**Opdrachten:**
1: Beantwoord aan de hand van het fragment over de rechtbankuitspraak de volgende vragen:
(a) Om welke reden wees de rechtbank het verzoek om schadevergoeding af?
(b) Op welke datum werd de uitspraak openbaar gemaakt?
(c) Binnen welke termijn kan hoger beroep worden ingesteld tegen de maatregel van bewaring?
2: Zet de regels uit de lijst om in een genummerde lijst. Begin bij de regel met "toc-entry-title: 外包行业背景 <box>212" en ga door tot en met de regel met "toc-entry-text <box>152 849 356 875</box>". Laat lege regels weg.

**Bronfragment:**
De rechtbank overwoog dat de maatregel van bewaring was opgelegd om gegevens te verkrijgen voor de beoordeling van de asielaanvraag van de vreemdeling. De rechtbank concludeerde dat de gronden voor de bewaring voldoende waren toegelicht en dat de vreemdeling niet aannemelijk had gemaakt dat een lichter middel dan bewaring had kunnen worden toegepast. De rechtbank wees het verzoek om schadevergoeding af, omdat de bewaring rechtmatig was geweest. De rechtbank verklaarde het beroep tegen het terugkeerbesluit en inreisverbod niet-ontvankelijk en het beroep tegen de maatregel van bewaring ongegrond.

De uitspraak werd gedaan door mr. J.G. Nicholson, in aanwezigheid van griffier mr. A. Vranken, en werd openbaar gemaakt op 9 december 2020. Tegen deze uitspraak kan binnen vier weken hoger beroep worden ingesteld bij de Afdeling bestuursrechtspraak van de Raad van State voor het terugkeerbesluit en binnen één week voor de maatregel van bewaring.

**Bijbehorende lijst:**
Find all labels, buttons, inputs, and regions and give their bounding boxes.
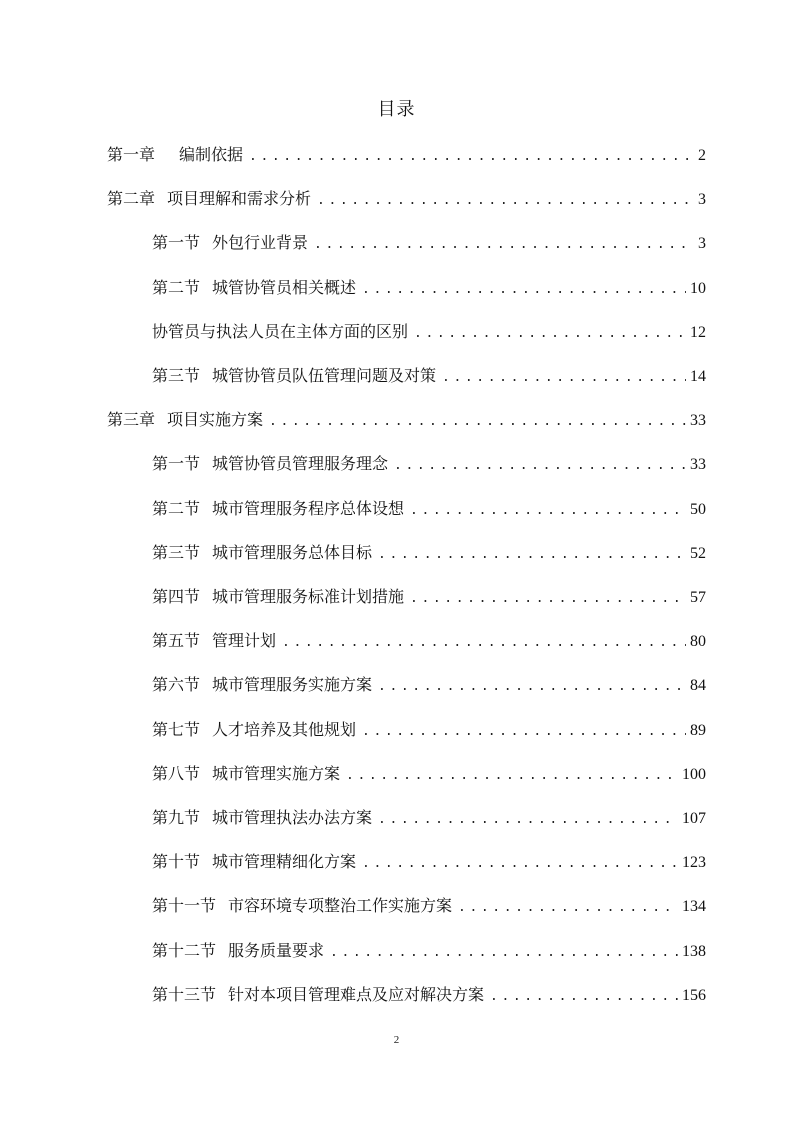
toc-entry-title: 外包行业背景 <box>212 233 309 253</box>
toc-entry-page: 57 <box>690 589 706 606</box>
toc-entry-page: 33 <box>690 412 706 430</box>
toc-entry[interactable] <box>152 938 706 964</box>
toc-entry-title: 城市管理实施方案 <box>212 763 341 783</box>
toc-entry-page: 138 <box>682 942 706 960</box>
toc-entry-text <box>152 849 356 875</box>
toc-entry-text <box>152 672 372 698</box>
toc-entry-page: 156 <box>682 986 706 1004</box>
toc-entry-title: 人才培养及其他规划 <box>212 719 357 739</box>
toc-entry-label: 第八节 <box>152 763 201 783</box>
toc-entry-label: 第一章 <box>107 145 156 164</box>
toc-entry[interactable] <box>152 230 706 256</box>
toc-entry-label: 第三节 <box>152 366 201 385</box>
toc-entry-title: 协管员与执法人员在主体方面的区别 <box>152 321 409 341</box>
toc-entry[interactable] <box>152 584 706 610</box>
toc-entry-title: 项目理解和需求分析 <box>167 189 312 209</box>
toc-entry-page: 89 <box>690 721 706 739</box>
toc-entry[interactable] <box>152 717 706 743</box>
toc-entry[interactable] <box>152 496 706 522</box>
toc-entry-title: 城管协管员队伍管理问题及对策 <box>212 366 437 385</box>
toc-entry-text <box>152 628 276 654</box>
toc-entry-title: 城市管理服务实施方案 <box>212 675 373 695</box>
toc-entry-text <box>152 805 372 831</box>
toc-title: 目录 <box>377 99 416 120</box>
toc-entry-title: 针对本项目管理难点及应对解决方案 <box>228 984 485 1004</box>
toc-entry-label: 第二章 <box>107 189 156 209</box>
toc-entry-text <box>152 982 484 1008</box>
dot-leader <box>442 365 686 391</box>
toc-entry-page: 134 <box>682 898 706 916</box>
toc-entry-label: 第一节 <box>152 233 201 253</box>
toc-entry-page: 33 <box>690 456 706 474</box>
toc-entry-text <box>152 230 308 256</box>
toc-entry[interactable] <box>107 142 706 168</box>
toc-entry[interactable] <box>152 849 706 875</box>
toc-entry-page: 107 <box>682 810 706 827</box>
toc-entry-title: 城市管理服务程序总体设想 <box>212 498 405 518</box>
toc-entry-page: 12 <box>690 323 706 341</box>
toc-entry[interactable] <box>152 982 706 1008</box>
toc-entry-label: 第三节 <box>152 542 201 562</box>
toc-entry-text <box>152 540 372 566</box>
toc-entry-text <box>107 186 311 212</box>
toc-entry-title: 城市管理执法办法方案 <box>212 808 373 827</box>
toc-entry[interactable] <box>152 319 706 345</box>
toc-entry-page: 2 <box>698 147 706 164</box>
dot-leader <box>249 144 694 170</box>
toc-entry-text <box>152 319 408 345</box>
toc-entry[interactable] <box>152 540 706 566</box>
toc-entry-label: 第九节 <box>152 808 201 827</box>
toc-entry-title: 编制依据 <box>179 145 244 164</box>
page-number: 2 <box>393 1034 400 1046</box>
toc-entry-page: 50 <box>690 500 706 518</box>
toc-entry-page: 80 <box>690 633 706 651</box>
toc-entry-page: 3 <box>698 191 706 209</box>
toc-entry-label: 第十一节 <box>152 896 217 916</box>
toc-entry-title: 市容环境专项整治工作实施方案 <box>228 896 453 916</box>
toc-entry-title: 城市管理服务总体目标 <box>212 542 373 562</box>
toc-entry-label: 第三章 <box>107 410 156 430</box>
dot-leader <box>378 807 678 833</box>
toc-entry-text <box>152 761 340 787</box>
toc-entry[interactable] <box>152 805 706 831</box>
toc-entry-text <box>107 407 263 433</box>
toc-entry-label: 第七节 <box>152 719 201 739</box>
toc-entry-title: 管理计划 <box>212 631 277 651</box>
toc-entry-page: 123 <box>682 854 706 872</box>
toc-entry-title: 城市管理精细化方案 <box>212 852 357 872</box>
dot-leader <box>394 453 686 479</box>
toc-entry-page: 3 <box>698 235 706 253</box>
dot-leader <box>314 232 694 258</box>
toc-entry-label: 第四节 <box>152 587 201 606</box>
dot-leader <box>490 984 678 1010</box>
dot-leader <box>378 542 686 568</box>
toc-entry-page: 10 <box>690 279 706 297</box>
toc-entry-label: 第十节 <box>152 852 201 872</box>
dot-leader <box>330 940 678 966</box>
toc-entry-text <box>152 938 324 964</box>
toc-entry-title: 城市管理服务标准计划措施 <box>212 587 405 606</box>
dot-leader <box>362 277 686 303</box>
toc-entry[interactable] <box>152 628 706 654</box>
dot-leader <box>410 498 686 524</box>
toc-entry-title: 城管协管员管理服务理念 <box>212 454 389 474</box>
toc-entry-label: 第十二节 <box>152 940 217 960</box>
toc-entry[interactable] <box>152 761 706 787</box>
toc-entry[interactable] <box>152 672 706 698</box>
toc-entry-text <box>152 584 404 610</box>
toc-entry-label: 第五节 <box>152 631 201 651</box>
toc-entry[interactable] <box>152 363 706 389</box>
dot-leader <box>346 763 678 789</box>
toc-entry-label: 第二节 <box>152 277 201 297</box>
toc-entry[interactable] <box>107 407 706 433</box>
dot-leader <box>269 409 686 435</box>
toc-entry-page: 52 <box>690 544 706 562</box>
dot-leader <box>458 895 678 921</box>
dot-leader <box>378 674 686 700</box>
toc-entry[interactable] <box>107 186 706 212</box>
dot-leader <box>362 719 686 745</box>
toc-entry[interactable] <box>152 893 706 919</box>
toc-entry-page: 100 <box>682 765 706 783</box>
toc-entry[interactable] <box>152 275 706 301</box>
dot-leader <box>410 586 686 612</box>
dot-leader <box>282 630 686 656</box>
toc-entry-text <box>152 496 404 522</box>
toc-entry[interactable] <box>152 451 706 477</box>
dot-leader <box>414 321 686 347</box>
toc-entry-text <box>152 893 452 919</box>
toc-entry-text <box>152 717 356 743</box>
toc-entry-title: 城管协管员相关概述 <box>212 277 357 297</box>
toc-entry-title: 项目实施方案 <box>167 410 264 430</box>
toc-entry-text <box>152 275 356 301</box>
dot-leader <box>362 851 678 877</box>
toc-entry-label: 第六节 <box>152 675 201 695</box>
toc-entry-title: 服务质量要求 <box>228 940 325 960</box>
dot-leader <box>317 188 694 214</box>
toc-entry-text <box>152 363 436 389</box>
toc-entry-label: 第十三节 <box>152 984 217 1004</box>
toc-entry-label: 第二节 <box>152 498 201 518</box>
toc-entry-page: 14 <box>690 368 706 385</box>
toc-entry-text <box>107 142 243 168</box>
toc-entry-label: 第一节 <box>152 454 201 474</box>
toc-entry-text <box>152 451 388 477</box>
toc-entry-page: 84 <box>690 677 706 695</box>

**Volledige antwoorden:**
1:
(a) Omdat de bewaring rechtmatig was geweest.
(b) Op 9 december 2020.
(c) Binnen één week.

2:
1. toc-entry-title: 外包行业背景 <box>212 233 309 253</box>
2. toc-entry-page: 57 <box>690 589 706 606</box>
3. toc-entry-page: 33 <box>690 412 706 430</box>
4. toc-entry[interactable] <box>152 938 706 964</box>
5. toc-entry-title: 城市管理实施方案 <box>212 763 341 783</box>
6. toc-entry-page: 138 <box>682 942 706 960</box>
7. toc-entry-text <box>152 849 356 875</box>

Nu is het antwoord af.